## The task
A verbatim copy of the records is required, with all pictures left out.
>> Start
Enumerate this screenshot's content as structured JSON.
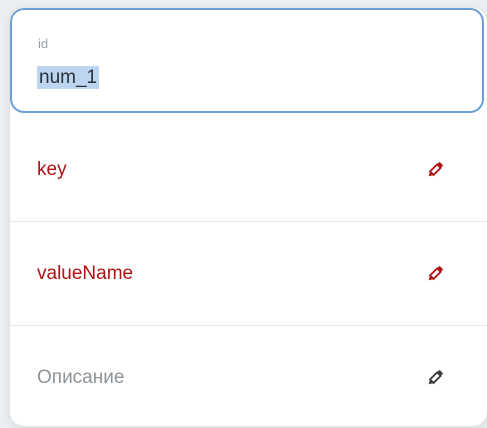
{
  "id_field": {
    "label": "id",
    "value": "num_1"
  },
  "rows": [
    {
      "label": "key",
      "color": "#b01212",
      "icon": "pencil-icon"
    },
    {
      "label": "valueName",
      "color": "#b01212",
      "icon": "pencil-icon"
    },
    {
      "label": "Описание",
      "color": "#8e9499",
      "icon": "pencil-icon"
    }
  ],
  "colors": {
    "focus_border": "#6aa0d6",
    "selection": "#bcd5f0",
    "required_label": "#b01212",
    "optional_label": "#8e9499",
    "icon_dark": "#3a3a3a"
  }
}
>> End
## Complete response
Enumerate this screenshot's content as structured JSON.
{
  "id_field": {
    "label": "id",
    "value": "num_1"
  },
  "rows": [
    {
      "label": "key",
      "color": "#b01212",
      "icon": "pencil-icon"
    },
    {
      "label": "valueName",
      "color": "#b01212",
      "icon": "pencil-icon"
    },
    {
      "label": "Описание",
      "color": "#8e9499",
      "icon": "pencil-icon"
    }
  ],
  "colors": {
    "focus_border": "#6aa0d6",
    "selection": "#bcd5f0",
    "required_label": "#b01212",
    "optional_label": "#8e9499",
    "icon_dark": "#3a3a3a"
  }
}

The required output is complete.